> **Work instructions**:
Rename "footer-link" to "footer-anchor" throughout the data, from the start up to and including the line with "- footer-link[interactable]: Cookie", and give those lines again with everything else unchanged.

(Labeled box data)
-------------------------
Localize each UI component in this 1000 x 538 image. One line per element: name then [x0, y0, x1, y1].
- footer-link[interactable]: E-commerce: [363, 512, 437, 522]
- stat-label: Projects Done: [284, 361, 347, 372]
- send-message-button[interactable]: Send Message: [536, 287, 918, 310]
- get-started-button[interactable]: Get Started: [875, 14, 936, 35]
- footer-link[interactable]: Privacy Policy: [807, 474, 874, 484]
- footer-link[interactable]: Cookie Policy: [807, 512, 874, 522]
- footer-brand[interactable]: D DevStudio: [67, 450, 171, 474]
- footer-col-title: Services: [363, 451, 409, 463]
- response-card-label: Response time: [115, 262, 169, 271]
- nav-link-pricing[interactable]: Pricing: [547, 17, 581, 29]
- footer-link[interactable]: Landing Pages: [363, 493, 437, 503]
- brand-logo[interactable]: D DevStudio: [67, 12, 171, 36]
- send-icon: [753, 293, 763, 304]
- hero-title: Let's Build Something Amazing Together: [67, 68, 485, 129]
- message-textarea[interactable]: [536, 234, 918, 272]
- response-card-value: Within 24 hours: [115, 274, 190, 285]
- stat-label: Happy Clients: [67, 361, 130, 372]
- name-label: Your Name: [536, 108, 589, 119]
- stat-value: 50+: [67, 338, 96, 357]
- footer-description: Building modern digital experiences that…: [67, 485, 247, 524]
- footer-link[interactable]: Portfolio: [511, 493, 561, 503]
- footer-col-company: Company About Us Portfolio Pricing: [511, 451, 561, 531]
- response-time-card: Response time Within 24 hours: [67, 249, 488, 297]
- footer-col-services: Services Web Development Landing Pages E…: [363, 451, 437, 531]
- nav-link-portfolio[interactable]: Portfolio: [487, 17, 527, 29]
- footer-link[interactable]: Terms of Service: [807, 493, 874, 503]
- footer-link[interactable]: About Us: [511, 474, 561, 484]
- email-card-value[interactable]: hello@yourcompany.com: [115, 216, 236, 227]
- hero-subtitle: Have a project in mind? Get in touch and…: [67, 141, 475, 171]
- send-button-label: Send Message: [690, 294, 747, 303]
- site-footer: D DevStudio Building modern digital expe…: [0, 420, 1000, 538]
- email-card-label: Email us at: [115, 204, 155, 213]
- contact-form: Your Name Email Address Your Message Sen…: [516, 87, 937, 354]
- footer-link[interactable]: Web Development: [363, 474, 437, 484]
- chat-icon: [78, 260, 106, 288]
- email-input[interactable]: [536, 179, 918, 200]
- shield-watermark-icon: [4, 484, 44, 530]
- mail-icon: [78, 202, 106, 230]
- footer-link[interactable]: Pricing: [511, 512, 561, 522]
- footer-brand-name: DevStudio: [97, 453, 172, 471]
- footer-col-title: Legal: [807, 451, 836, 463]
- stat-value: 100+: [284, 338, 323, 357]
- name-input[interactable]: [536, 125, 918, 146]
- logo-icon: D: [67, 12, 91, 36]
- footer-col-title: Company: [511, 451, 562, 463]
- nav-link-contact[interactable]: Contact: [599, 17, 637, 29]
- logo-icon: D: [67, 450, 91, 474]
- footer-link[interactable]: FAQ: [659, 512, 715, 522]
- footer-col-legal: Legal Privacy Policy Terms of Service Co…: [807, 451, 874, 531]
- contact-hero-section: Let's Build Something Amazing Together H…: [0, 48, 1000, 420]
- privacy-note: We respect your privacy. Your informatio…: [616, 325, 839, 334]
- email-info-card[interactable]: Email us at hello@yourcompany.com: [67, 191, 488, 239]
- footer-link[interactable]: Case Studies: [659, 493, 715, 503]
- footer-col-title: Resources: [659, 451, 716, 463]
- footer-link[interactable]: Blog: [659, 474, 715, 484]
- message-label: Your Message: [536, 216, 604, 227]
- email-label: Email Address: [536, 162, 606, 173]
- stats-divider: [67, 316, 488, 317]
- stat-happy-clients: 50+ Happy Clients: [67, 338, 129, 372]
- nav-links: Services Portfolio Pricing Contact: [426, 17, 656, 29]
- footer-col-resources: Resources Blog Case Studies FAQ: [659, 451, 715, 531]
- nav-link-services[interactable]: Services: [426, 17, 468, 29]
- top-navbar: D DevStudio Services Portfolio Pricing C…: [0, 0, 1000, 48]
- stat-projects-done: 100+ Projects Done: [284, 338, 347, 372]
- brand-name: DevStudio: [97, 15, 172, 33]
-------------------------
> **Exercise solution**:
Localize each UI component in this 1000 x 538 image. One line per element: name then [x0, y0, x1, y1].
- footer-anchor[interactable]: E-commerce: [363, 512, 437, 522]
- stat-label: Projects Done: [284, 361, 347, 372]
- send-message-button[interactable]: Send Message: [536, 287, 918, 310]
- get-started-button[interactable]: Get Started: [875, 14, 936, 35]
- footer-anchor[interactable]: Privacy Policy: [807, 474, 874, 484]
- footer-anchor[interactable]: Cookie Policy: [807, 512, 874, 522]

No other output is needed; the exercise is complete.